= GIVEN REQUEST =
Every line of the data that contains the string "Seite" must be copied.

### DATA PROVIDED

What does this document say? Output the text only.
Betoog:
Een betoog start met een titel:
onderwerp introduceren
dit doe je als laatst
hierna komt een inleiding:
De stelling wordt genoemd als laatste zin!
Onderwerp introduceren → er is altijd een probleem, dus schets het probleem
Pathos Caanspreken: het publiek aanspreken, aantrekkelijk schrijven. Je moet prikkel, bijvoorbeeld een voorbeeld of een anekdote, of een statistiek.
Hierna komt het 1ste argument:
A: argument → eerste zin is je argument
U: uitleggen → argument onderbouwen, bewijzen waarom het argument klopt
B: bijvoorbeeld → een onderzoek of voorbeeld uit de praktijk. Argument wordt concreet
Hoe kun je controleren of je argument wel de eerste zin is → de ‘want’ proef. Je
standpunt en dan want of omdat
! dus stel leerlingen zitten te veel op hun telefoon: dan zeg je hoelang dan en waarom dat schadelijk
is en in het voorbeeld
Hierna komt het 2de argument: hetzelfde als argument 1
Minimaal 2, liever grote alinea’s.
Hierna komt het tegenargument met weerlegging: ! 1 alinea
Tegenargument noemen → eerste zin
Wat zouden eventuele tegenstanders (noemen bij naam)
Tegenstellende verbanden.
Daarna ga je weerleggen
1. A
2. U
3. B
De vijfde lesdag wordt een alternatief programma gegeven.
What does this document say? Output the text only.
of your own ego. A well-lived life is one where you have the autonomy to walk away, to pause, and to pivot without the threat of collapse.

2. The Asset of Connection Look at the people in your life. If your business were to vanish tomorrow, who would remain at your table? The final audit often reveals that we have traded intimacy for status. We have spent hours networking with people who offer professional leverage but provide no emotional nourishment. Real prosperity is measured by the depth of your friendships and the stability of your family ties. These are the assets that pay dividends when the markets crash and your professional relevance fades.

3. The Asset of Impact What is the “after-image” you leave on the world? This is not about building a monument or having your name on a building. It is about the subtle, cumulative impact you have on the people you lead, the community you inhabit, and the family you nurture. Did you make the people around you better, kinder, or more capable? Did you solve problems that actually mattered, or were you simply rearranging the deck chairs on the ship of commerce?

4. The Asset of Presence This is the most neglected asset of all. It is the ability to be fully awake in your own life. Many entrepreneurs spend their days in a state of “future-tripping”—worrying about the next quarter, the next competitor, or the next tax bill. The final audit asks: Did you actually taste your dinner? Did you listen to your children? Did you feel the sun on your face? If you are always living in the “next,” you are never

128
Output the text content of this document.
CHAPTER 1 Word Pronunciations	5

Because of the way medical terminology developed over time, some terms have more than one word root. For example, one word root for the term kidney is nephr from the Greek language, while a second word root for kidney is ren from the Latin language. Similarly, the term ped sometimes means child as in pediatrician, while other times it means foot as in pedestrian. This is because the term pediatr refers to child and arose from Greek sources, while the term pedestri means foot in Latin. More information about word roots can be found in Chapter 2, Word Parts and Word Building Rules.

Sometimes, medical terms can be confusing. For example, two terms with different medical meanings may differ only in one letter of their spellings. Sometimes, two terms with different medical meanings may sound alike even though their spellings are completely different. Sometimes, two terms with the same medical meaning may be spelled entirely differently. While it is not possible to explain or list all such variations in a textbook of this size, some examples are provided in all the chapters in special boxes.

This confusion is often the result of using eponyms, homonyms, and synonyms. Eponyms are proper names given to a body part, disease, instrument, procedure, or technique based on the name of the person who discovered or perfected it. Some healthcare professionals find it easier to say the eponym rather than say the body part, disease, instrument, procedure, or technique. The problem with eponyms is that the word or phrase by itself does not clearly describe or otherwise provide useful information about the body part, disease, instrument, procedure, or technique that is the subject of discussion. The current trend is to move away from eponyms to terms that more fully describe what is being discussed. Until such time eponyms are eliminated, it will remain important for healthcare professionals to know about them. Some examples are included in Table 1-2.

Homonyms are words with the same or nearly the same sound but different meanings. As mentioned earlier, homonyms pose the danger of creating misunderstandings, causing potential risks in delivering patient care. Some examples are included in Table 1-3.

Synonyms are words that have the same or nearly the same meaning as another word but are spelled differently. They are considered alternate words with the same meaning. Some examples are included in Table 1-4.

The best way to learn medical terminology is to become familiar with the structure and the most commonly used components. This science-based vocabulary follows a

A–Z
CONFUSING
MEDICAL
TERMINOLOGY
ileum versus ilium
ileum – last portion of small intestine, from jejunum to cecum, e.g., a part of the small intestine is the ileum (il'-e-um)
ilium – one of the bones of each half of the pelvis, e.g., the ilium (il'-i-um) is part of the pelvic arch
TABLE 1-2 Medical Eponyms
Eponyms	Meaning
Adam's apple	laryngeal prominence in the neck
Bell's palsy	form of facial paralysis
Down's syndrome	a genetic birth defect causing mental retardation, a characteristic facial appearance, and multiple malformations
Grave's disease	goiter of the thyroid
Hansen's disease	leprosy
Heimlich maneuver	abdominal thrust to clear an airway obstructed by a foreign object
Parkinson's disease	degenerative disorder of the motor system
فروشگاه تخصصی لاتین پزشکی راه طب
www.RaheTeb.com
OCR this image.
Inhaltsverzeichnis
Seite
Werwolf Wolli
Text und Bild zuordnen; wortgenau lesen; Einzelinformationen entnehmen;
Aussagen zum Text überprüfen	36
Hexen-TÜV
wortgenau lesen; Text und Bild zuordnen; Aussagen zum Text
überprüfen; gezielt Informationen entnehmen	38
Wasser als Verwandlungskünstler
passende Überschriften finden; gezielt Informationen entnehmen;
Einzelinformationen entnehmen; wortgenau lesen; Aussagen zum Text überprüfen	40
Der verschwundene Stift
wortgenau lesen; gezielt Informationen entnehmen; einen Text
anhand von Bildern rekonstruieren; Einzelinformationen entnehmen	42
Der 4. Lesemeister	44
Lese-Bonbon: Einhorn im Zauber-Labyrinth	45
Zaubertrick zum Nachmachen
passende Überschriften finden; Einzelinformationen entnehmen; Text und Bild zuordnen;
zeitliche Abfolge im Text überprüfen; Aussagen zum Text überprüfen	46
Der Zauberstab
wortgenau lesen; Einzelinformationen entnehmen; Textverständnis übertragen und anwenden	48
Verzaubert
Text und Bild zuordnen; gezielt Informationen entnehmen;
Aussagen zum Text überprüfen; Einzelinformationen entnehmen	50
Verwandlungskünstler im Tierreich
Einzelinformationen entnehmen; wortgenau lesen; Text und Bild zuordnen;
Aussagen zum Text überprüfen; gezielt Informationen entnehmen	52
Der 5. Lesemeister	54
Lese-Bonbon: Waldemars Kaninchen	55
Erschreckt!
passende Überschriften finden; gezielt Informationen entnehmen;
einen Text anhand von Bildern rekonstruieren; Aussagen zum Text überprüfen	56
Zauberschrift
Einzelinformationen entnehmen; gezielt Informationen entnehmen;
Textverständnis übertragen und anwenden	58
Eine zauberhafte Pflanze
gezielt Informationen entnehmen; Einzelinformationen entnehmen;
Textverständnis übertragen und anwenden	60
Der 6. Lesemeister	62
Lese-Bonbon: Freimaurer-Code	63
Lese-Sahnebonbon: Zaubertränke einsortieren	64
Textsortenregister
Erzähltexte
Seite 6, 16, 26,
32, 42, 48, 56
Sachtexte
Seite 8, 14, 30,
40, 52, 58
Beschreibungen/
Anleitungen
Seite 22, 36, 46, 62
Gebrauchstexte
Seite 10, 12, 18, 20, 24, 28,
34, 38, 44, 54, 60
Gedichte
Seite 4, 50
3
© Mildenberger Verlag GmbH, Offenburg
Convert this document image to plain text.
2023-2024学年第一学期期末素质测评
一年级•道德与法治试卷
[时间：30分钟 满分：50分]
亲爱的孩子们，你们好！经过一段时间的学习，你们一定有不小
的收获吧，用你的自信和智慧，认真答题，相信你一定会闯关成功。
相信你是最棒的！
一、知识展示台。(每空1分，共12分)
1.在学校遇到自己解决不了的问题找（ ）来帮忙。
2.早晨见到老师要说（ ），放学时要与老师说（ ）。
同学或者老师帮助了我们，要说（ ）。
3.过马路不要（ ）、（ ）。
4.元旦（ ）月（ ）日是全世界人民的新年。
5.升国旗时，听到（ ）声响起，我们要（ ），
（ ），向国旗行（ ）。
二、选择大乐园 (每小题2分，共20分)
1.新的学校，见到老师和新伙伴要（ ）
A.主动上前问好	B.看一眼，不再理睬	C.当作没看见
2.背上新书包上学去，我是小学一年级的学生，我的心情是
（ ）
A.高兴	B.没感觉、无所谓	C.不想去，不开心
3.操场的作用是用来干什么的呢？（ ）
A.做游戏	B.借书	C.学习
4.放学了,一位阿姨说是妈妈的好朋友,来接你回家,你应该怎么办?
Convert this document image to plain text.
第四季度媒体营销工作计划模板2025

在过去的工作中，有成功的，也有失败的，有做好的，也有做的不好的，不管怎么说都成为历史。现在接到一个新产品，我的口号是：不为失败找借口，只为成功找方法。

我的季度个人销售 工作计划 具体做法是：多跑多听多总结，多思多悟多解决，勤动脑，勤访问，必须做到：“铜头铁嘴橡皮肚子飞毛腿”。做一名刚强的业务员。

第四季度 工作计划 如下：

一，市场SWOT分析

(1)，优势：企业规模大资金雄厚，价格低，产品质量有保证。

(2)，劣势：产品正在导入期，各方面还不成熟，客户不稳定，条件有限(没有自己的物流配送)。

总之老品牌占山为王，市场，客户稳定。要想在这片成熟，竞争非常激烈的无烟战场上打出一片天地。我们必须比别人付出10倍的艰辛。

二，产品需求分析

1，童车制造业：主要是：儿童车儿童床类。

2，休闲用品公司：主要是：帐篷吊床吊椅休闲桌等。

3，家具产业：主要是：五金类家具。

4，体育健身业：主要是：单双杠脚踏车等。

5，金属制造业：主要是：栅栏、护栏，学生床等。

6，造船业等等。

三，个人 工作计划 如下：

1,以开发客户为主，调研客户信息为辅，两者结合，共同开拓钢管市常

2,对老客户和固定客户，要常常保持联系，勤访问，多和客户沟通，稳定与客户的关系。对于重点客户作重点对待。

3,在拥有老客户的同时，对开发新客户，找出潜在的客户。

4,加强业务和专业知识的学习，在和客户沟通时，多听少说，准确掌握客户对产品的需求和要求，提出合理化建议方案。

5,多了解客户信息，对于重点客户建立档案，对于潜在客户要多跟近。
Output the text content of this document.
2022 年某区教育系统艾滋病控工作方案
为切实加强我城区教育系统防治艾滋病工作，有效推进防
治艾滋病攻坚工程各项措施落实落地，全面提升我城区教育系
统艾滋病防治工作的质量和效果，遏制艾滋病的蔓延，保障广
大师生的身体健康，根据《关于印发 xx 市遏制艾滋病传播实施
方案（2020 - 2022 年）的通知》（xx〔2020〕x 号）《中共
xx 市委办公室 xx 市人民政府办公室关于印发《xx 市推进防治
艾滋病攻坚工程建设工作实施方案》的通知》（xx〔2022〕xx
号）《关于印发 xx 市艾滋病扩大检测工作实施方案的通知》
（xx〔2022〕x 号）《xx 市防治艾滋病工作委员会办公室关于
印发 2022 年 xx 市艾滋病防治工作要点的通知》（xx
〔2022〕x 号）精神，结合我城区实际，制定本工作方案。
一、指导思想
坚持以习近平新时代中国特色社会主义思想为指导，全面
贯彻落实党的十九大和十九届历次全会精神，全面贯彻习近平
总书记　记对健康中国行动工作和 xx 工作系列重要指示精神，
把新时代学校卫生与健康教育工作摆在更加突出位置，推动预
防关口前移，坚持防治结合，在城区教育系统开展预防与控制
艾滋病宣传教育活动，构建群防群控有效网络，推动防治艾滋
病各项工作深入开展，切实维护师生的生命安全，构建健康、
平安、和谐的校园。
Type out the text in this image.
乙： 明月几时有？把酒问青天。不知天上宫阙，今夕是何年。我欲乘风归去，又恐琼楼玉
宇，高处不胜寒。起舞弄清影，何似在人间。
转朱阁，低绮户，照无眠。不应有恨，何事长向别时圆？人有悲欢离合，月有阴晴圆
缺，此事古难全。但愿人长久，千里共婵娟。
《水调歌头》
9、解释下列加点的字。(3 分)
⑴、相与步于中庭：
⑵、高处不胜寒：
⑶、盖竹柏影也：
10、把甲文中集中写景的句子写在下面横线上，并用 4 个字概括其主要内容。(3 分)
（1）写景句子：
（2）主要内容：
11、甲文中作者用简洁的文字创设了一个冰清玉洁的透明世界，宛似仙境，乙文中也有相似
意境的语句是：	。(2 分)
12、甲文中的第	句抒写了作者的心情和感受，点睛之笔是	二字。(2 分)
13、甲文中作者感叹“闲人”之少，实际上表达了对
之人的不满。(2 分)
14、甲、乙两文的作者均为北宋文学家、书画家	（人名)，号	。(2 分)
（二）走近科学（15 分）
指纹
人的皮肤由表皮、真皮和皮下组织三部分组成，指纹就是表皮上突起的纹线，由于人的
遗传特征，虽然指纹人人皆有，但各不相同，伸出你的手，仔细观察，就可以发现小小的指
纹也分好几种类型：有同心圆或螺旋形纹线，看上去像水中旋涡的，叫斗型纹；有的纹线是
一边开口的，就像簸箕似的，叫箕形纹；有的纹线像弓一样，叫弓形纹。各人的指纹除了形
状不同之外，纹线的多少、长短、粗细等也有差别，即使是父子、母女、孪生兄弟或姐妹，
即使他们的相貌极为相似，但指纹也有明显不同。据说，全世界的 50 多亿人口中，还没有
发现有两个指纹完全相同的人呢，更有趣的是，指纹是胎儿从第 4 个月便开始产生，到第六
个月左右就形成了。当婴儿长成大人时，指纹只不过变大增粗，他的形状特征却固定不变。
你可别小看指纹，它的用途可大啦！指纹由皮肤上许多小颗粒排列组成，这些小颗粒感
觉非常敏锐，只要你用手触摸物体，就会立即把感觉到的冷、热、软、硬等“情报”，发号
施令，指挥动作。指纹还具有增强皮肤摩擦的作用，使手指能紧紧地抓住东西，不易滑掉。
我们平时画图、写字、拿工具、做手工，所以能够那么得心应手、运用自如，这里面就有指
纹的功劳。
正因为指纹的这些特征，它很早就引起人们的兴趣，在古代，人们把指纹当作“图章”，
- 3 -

######

= REPLY =
Seite
Seite 6, 16, 26,
Seite 8, 14, 30,
Seite 22, 36, 46, 62
Seite 10, 12, 18, 20, 24, 28,
Seite 4, 50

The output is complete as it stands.